● **Data for processing**
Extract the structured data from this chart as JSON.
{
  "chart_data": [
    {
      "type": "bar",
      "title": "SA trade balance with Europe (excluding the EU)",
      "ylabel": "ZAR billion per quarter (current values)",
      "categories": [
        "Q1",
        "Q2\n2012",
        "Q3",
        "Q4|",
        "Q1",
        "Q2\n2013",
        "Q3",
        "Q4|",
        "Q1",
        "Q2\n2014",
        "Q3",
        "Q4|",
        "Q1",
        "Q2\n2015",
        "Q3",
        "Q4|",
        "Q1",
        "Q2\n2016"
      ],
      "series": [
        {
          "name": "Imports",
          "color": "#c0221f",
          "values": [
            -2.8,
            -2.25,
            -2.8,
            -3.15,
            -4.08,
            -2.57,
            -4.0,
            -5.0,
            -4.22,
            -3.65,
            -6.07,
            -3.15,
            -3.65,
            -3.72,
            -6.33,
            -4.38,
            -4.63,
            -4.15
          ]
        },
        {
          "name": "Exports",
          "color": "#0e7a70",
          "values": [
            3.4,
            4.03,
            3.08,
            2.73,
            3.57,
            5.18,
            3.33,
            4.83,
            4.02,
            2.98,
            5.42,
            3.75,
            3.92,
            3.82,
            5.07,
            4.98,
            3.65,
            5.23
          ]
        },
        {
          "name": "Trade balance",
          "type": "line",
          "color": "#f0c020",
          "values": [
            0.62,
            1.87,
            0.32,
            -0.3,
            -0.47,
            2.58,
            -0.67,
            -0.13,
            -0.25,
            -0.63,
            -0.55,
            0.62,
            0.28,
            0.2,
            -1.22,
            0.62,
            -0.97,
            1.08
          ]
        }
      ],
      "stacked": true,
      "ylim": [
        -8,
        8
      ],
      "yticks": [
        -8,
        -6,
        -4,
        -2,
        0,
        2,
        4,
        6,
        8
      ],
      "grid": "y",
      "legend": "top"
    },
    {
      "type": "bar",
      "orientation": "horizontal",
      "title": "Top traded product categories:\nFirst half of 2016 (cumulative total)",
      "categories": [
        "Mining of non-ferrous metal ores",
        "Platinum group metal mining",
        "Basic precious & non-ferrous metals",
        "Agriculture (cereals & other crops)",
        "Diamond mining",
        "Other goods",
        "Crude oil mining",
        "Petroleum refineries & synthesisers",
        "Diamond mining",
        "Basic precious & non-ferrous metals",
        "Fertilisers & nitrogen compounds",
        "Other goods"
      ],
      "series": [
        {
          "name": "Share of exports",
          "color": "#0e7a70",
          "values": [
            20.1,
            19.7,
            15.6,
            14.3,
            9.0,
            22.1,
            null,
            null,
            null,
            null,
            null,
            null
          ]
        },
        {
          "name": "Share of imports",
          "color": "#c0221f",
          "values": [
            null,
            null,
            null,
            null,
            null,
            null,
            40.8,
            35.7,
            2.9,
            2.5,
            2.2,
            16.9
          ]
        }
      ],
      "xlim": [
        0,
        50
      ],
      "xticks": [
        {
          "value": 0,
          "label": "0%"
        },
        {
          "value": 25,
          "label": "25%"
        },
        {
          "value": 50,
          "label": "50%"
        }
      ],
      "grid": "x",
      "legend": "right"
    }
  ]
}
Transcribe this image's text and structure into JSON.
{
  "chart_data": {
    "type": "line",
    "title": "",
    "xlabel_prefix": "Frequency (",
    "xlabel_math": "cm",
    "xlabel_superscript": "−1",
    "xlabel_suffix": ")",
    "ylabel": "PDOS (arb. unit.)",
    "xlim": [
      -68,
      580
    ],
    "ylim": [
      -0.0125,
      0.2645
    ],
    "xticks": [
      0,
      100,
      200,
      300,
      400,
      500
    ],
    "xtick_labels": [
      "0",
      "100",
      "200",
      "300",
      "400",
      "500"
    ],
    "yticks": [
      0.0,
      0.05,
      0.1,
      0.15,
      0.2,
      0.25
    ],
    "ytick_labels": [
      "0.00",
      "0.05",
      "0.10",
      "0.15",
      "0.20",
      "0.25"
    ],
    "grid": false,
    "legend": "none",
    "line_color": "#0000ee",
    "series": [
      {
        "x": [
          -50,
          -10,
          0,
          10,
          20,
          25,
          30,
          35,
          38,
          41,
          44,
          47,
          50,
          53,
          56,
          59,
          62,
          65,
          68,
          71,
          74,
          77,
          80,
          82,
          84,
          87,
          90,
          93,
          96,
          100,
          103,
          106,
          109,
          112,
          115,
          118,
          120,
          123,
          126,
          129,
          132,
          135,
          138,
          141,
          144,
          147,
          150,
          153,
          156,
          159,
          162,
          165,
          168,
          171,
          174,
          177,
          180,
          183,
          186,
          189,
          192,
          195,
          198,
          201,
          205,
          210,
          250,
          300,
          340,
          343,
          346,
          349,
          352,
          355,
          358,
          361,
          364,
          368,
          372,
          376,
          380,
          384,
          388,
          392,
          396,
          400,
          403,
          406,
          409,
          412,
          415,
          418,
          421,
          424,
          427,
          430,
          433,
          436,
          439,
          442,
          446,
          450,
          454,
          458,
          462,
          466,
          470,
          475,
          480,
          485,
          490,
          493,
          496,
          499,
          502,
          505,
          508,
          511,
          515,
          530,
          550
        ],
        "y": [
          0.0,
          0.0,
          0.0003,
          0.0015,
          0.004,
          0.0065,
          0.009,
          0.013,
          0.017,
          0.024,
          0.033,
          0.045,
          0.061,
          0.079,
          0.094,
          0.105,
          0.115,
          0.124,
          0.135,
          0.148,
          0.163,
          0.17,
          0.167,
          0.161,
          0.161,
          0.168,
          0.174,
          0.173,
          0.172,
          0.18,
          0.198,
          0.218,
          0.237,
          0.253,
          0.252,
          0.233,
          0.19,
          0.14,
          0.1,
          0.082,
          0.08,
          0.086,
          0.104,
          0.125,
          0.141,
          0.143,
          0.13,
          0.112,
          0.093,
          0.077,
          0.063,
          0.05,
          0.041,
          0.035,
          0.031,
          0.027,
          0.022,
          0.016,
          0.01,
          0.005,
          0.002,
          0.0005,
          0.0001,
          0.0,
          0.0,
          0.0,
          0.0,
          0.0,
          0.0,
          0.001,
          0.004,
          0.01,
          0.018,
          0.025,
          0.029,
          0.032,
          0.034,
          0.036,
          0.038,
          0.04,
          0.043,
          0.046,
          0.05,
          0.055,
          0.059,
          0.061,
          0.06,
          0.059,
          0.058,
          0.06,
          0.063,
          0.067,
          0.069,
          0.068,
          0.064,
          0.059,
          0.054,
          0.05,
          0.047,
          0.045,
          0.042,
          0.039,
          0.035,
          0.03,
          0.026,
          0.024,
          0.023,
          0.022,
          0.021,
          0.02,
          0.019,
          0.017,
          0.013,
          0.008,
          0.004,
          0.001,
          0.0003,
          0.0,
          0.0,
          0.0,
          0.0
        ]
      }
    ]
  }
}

● **Instructions to follow**
Go through the data and return every record exactly.

● **Finished task**
Extract the structured data from this chart as JSON.
{
  "chart_data": [
    {
      "type": "bar",
      "title": "SA trade balance with Europe (excluding the EU)",
      "ylabel": "ZAR billion per quarter (current values)",
      "categories": [
        "Q1",
        "Q2\n2012",
        "Q3",
        "Q4|",
        "Q1",
        "Q2\n2013",
        "Q3",
        "Q4|",
        "Q1",
        "Q2\n2014",
        "Q3",
        "Q4|",
        "Q1",
        "Q2\n2015",
        "Q3",
        "Q4|",
        "Q1",
        "Q2\n2016"
      ],
      "series": [
        {
          "name": "Imports",
          "color": "#c0221f",
          "values": [
            -2.8,
            -2.25,
            -2.8,
            -3.15,
            -4.08,
            -2.57,
            -4.0,
            -5.0,
            -4.22,
            -3.65,
            -6.07,
            -3.15,
            -3.65,
            -3.72,
            -6.33,
            -4.38,
            -4.63,
            -4.15
          ]
        },
        {
          "name": "Exports",
          "color": "#0e7a70",
          "values": [
            3.4,
            4.03,
            3.08,
            2.73,
            3.57,
            5.18,
            3.33,
            4.83,
            4.02,
            2.98,
            5.42,
            3.75,
            3.92,
            3.82,
            5.07,
            4.98,
            3.65,
            5.23
          ]
        },
        {
          "name": "Trade balance",
          "type": "line",
          "color": "#f0c020",
          "values": [
            0.62,
            1.87,
            0.32,
            -0.3,
            -0.47,
            2.58,
            -0.67,
            -0.13,
            -0.25,
            -0.63,
            -0.55,
            0.62,
            0.28,
            0.2,
            -1.22,
            0.62,
            -0.97,
            1.08
          ]
        }
      ],
      "stacked": true,
      "ylim": [
        -8,
        8
      ],
      "yticks": [
        -8,
        -6,
        -4,
        -2,
        0,
        2,
        4,
        6,
        8
      ],
      "grid": "y",
      "legend": "top"
    },
    {
      "type": "bar",
      "orientation": "horizontal",
      "title": "Top traded product categories:\nFirst half of 2016 (cumulative total)",
      "categories": [
        "Mining of non-ferrous metal ores",
        "Platinum group metal mining",
        "Basic precious & non-ferrous metals",
        "Agriculture (cereals & other crops)",
        "Diamond mining",
        "Other goods",
        "Crude oil mining",
        "Petroleum refineries & synthesisers",
        "Diamond mining",
        "Basic precious & non-ferrous metals",
        "Fertilisers & nitrogen compounds",
        "Other goods"
      ],
      "series": [
        {
          "name": "Share of exports",
          "color": "#0e7a70",
          "values": [
            20.1,
            19.7,
            15.6,
            14.3,
            9.0,
            22.1,
            null,
            null,
            null,
            null,
            null,
            null
          ]
        },
        {
          "name": "Share of imports",
          "color": "#c0221f",
          "values": [
            null,
            null,
            null,
            null,
            null,
            null,
            40.8,
            35.7,
            2.9,
            2.5,
            2.2,
            16.9
          ]
        }
      ],
      "xlim": [
        0,
        50
      ],
      "xticks": [
        {
          "value": 0,
          "label": "0%"
        },
        {
          "value": 25,
          "label": "25%"
        },
        {
          "value": 50,
          "label": "50%"
        }
      ],
      "grid": "x",
      "legend": "right"
    }
  ]
}
Transcribe this image's text and structure into JSON.
{
  "chart_data": {
    "type": "line",
    "title": "",
    "xlabel_prefix": "Frequency (",
    "xlabel_math": "cm",
    "xlabel_superscript": "−1",
    "xlabel_suffix": ")",
    "ylabel": "PDOS (arb. unit.)",
    "xlim": [
      -68,
      580
    ],
    "ylim": [
      -0.0125,
      0.2645
    ],
    "xticks": [
      0,
      100,
      200,
      300,
      400,
      500
    ],
    "xtick_labels": [
      "0",
      "100",
      "200",
      "300",
      "400",
      "500"
    ],
    "yticks": [
      0.0,
      0.05,
      0.1,
      0.15,
      0.2,
      0.25
    ],
    "ytick_labels": [
      "0.00",
      "0.05",
      "0.10",
      "0.15",
      "0.20",
      "0.25"
    ],
    "grid": false,
    "legend": "none",
    "line_color": "#0000ee",
    "series": [
      {
        "x": [
          -50,
          -10,
          0,
          10,
          20,
          25,
          30,
          35,
          38,
          41,
          44,
          47,
          50,
          53,
          56,
          59,
          62,
          65,
          68,
          71,
          74,
          77,
          80,
          82,
          84,
          87,
          90,
          93,
          96,
          100,
          103,
          106,
          109,
          112,
          115,
          118,
          120,
          123,
          126,
          129,
          132,
          135,
          138,
          141,
          144,
          147,
          150,
          153,
          156,
          159,
          162,
          165,
          168,
          171,
          174,
          177,
          180,
          183,
          186,
          189,
          192,
          195,
          198,
          201,
          205,
          210,
          250,
          300,
          340,
          343,
          346,
          349,
          352,
          355,
          358,
          361,
          364,
          368,
          372,
          376,
          380,
          384,
          388,
          392,
          396,
          400,
          403,
          406,
          409,
          412,
          415,
          418,
          421,
          424,
          427,
          430,
          433,
          436,
          439,
          442,
          446,
          450,
          454,
          458,
          462,
          466,
          470,
          475,
          480,
          485,
          490,
          493,
          496,
          499,
          502,
          505,
          508,
          511,
          515,
          530,
          550
        ],
        "y": [
          0.0,
          0.0,
          0.0003,
          0.0015,
          0.004,
          0.0065,
          0.009,
          0.013,
          0.017,
          0.024,
          0.033,
          0.045,
          0.061,
          0.079,
          0.094,
          0.105,
          0.115,
          0.124,
          0.135,
          0.148,
          0.163,
          0.17,
          0.167,
          0.161,
          0.161,
          0.168,
          0.174,
          0.173,
          0.172,
          0.18,
          0.198,
          0.218,
          0.237,
          0.253,
          0.252,
          0.233,
          0.19,
          0.14,
          0.1,
          0.082,
          0.08,
          0.086,
          0.104,
          0.125,
          0.141,
          0.143,
          0.13,
          0.112,
          0.093,
          0.077,
          0.063,
          0.05,
          0.041,
          0.035,
          0.031,
          0.027,
          0.022,
          0.016,
          0.01,
          0.005,
          0.002,
          0.0005,
          0.0001,
          0.0,
          0.0,
          0.0,
          0.0,
          0.0,
          0.0,
          0.001,
          0.004,
          0.01,
          0.018,
          0.025,
          0.029,
          0.032,
          0.034,
          0.036,
          0.038,
          0.04,
          0.043,
          0.046,
          0.05,
          0.055,
          0.059,
          0.061,
          0.06,
          0.059,
          0.058,
          0.06,
          0.063,
          0.067,
          0.069,
          0.068,
          0.064,
          0.059,
          0.054,
          0.05,
          0.047,
          0.045,
          0.042,
          0.039,
          0.035,
          0.03,
          0.026,
          0.024,
          0.023,
          0.022,
          0.021,
          0.02,
          0.019,
          0.017,
          0.013,
          0.008,
          0.004,
          0.001,
          0.0003,
          0.0,
          0.0,
          0.0,
          0.0
        ]
      }
    ]
  }
}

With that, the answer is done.